Written instruction - Below is a block of records. Copy every line in it that contains the word "this".

Dataset rows -
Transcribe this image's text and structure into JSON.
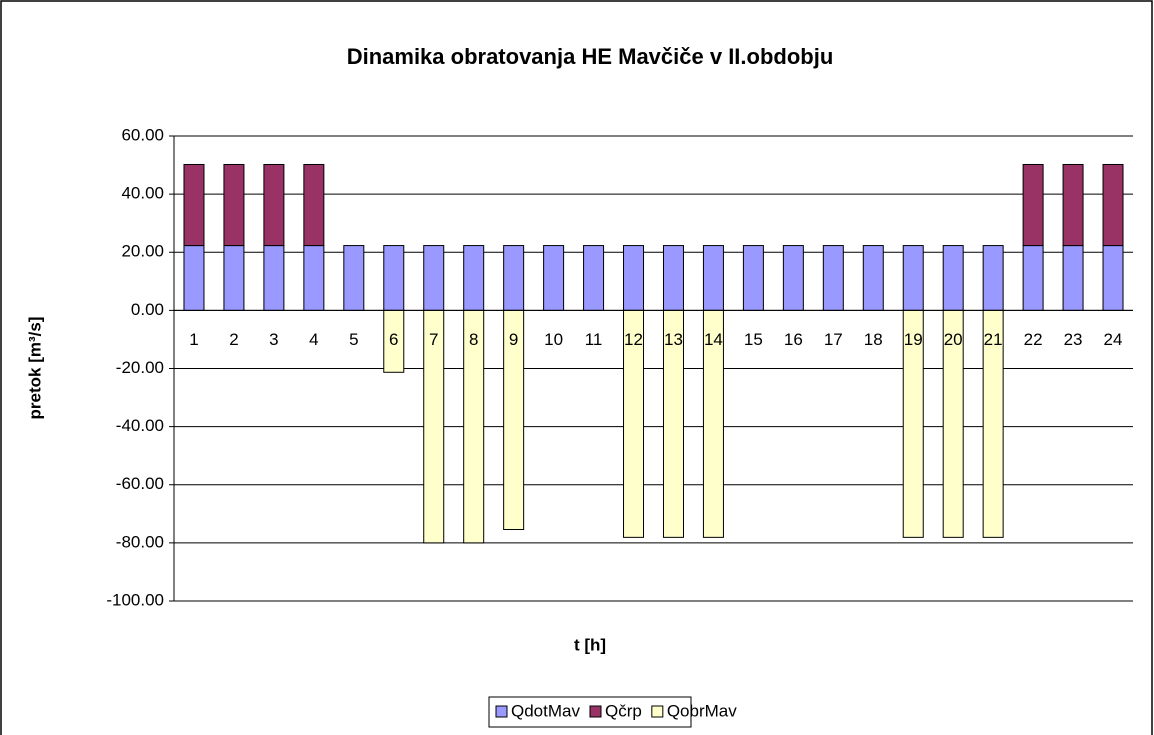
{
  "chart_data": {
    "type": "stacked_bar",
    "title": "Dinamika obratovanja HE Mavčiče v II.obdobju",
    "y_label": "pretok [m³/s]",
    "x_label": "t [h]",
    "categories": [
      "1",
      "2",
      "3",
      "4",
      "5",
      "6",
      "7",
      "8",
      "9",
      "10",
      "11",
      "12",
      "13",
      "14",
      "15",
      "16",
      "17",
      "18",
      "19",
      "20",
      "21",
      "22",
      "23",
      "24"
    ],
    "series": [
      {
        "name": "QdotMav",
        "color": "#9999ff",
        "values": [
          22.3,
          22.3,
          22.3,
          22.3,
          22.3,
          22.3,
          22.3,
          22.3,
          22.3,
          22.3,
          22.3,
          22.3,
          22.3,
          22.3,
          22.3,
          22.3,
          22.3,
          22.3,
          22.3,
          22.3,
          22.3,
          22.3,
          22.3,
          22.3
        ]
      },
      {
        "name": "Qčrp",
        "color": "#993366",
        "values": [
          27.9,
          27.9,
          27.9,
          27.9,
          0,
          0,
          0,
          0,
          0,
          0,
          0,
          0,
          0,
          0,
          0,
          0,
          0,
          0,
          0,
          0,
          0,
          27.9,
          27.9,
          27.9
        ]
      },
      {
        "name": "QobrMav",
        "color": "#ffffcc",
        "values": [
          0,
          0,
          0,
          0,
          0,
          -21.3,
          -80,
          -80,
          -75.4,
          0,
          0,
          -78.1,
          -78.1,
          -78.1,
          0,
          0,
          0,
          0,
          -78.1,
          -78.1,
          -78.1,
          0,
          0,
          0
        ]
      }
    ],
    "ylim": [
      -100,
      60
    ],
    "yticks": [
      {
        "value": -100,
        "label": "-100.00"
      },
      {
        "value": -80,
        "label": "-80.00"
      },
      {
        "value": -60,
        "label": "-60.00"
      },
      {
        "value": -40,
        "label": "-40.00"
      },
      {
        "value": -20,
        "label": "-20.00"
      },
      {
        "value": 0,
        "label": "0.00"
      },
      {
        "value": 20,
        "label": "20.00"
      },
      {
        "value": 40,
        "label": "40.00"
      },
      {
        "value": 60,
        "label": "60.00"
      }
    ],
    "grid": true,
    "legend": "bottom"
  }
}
...
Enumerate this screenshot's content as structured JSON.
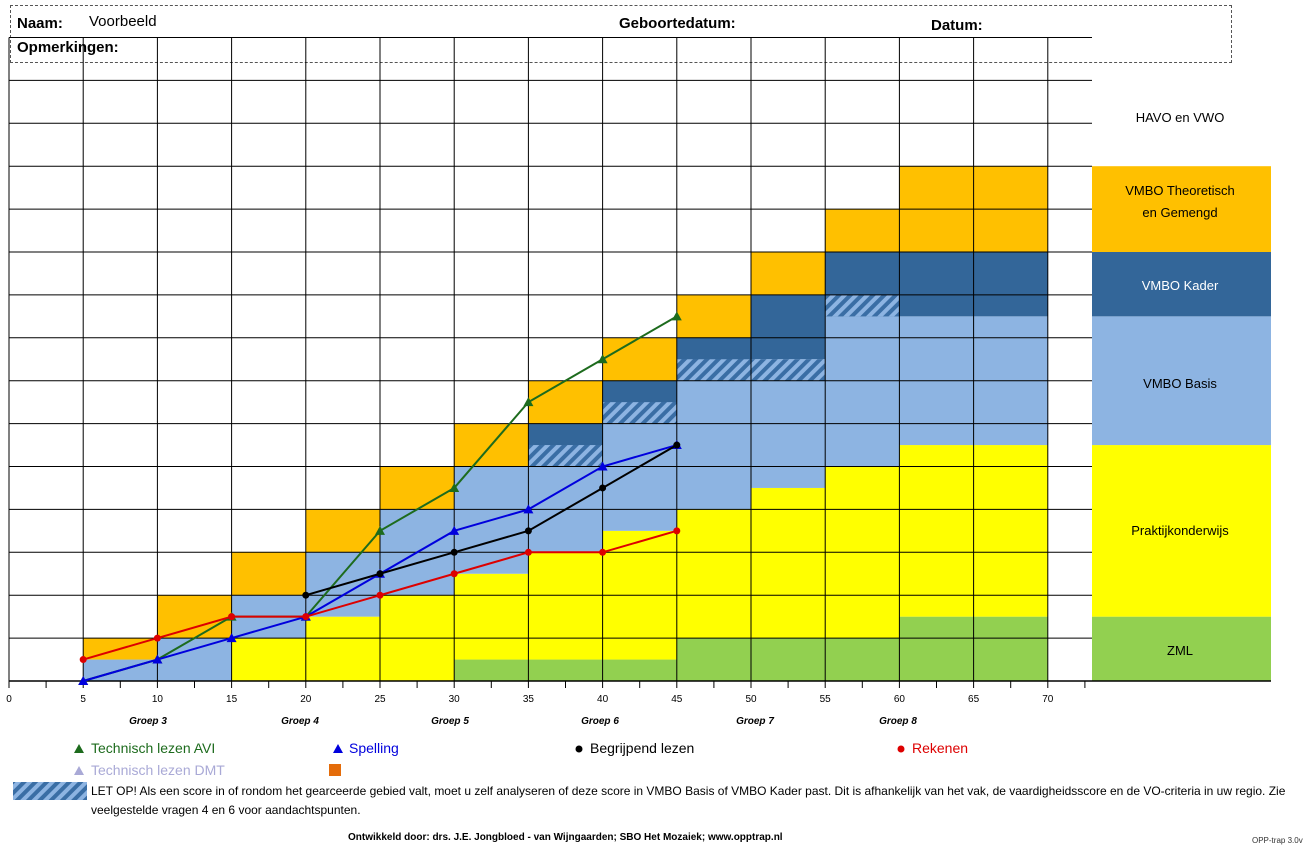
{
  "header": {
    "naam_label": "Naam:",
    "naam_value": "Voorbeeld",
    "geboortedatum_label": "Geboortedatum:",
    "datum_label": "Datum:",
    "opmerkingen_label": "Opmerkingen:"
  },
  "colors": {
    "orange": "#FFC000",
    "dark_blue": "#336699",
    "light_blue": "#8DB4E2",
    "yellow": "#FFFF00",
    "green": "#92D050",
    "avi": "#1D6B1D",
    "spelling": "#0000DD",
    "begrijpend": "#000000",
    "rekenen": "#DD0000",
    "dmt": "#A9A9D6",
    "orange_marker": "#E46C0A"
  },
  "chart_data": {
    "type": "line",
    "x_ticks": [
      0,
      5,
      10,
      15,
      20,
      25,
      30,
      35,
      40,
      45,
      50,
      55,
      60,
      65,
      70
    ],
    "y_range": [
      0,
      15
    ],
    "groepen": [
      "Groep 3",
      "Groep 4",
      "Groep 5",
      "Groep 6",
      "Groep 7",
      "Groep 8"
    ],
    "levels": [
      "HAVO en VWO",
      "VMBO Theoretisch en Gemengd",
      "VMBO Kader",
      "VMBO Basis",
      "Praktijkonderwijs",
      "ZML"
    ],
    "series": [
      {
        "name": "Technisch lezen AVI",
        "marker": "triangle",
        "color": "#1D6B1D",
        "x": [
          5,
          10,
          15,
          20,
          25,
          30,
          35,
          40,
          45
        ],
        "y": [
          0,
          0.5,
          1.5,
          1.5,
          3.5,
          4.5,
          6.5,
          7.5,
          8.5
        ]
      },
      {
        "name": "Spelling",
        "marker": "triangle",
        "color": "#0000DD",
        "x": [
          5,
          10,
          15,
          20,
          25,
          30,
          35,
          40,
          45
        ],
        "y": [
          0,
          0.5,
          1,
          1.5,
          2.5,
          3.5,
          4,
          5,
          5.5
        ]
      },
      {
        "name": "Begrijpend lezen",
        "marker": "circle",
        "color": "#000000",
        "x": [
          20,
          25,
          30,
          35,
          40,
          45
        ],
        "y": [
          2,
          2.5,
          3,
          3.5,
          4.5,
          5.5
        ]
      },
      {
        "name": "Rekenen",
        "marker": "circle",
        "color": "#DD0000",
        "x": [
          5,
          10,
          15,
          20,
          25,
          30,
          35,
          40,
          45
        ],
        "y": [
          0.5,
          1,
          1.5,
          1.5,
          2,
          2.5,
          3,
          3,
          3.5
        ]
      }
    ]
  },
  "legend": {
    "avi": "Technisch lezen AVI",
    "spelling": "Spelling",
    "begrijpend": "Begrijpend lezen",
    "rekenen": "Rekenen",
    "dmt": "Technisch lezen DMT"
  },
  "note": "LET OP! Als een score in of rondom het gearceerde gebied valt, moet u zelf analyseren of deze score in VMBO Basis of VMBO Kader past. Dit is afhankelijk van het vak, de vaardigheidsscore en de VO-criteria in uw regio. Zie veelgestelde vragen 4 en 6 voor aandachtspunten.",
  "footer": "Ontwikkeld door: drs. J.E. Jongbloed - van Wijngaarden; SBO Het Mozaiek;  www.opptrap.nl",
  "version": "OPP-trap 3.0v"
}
---
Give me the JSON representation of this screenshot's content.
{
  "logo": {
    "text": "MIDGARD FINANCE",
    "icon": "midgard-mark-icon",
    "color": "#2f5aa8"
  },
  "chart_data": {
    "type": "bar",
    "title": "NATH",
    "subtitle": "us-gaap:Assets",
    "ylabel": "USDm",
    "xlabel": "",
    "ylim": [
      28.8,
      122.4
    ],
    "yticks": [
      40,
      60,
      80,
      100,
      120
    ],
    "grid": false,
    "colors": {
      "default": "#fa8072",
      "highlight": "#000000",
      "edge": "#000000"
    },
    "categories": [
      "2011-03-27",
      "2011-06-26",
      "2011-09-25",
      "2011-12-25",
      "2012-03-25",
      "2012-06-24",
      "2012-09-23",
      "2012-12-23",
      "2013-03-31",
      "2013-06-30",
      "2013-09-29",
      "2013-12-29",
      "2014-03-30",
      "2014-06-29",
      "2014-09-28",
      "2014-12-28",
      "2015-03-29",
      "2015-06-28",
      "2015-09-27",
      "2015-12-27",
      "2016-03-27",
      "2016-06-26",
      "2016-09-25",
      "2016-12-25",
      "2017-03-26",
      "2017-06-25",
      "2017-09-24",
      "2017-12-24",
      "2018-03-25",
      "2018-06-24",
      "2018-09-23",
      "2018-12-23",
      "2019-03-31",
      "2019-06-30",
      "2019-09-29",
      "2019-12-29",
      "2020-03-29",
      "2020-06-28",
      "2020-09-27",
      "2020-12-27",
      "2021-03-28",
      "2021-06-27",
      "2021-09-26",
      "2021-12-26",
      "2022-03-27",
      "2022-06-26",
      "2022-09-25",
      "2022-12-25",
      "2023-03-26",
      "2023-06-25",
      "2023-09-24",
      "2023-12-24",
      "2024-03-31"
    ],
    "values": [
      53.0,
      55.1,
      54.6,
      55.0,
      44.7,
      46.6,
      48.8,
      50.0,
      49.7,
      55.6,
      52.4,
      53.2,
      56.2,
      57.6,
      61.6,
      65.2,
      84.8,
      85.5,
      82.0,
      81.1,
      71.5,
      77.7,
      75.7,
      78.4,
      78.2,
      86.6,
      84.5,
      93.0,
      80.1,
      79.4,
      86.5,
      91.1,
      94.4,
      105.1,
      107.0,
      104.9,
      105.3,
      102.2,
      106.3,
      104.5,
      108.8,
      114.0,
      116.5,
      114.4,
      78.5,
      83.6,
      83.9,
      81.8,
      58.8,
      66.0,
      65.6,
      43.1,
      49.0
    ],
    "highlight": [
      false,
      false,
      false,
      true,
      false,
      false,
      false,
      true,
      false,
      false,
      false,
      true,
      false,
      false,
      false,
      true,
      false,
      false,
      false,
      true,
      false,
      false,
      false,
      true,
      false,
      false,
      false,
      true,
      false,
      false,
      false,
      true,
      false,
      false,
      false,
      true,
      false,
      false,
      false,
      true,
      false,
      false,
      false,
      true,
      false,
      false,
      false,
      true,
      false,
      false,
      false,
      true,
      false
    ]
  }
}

The response -
Transcribe this image's text and structure into JSON.
Enumerate this screenshot's content as structured JSON.
Give me the JSON representation of this screenshot's content.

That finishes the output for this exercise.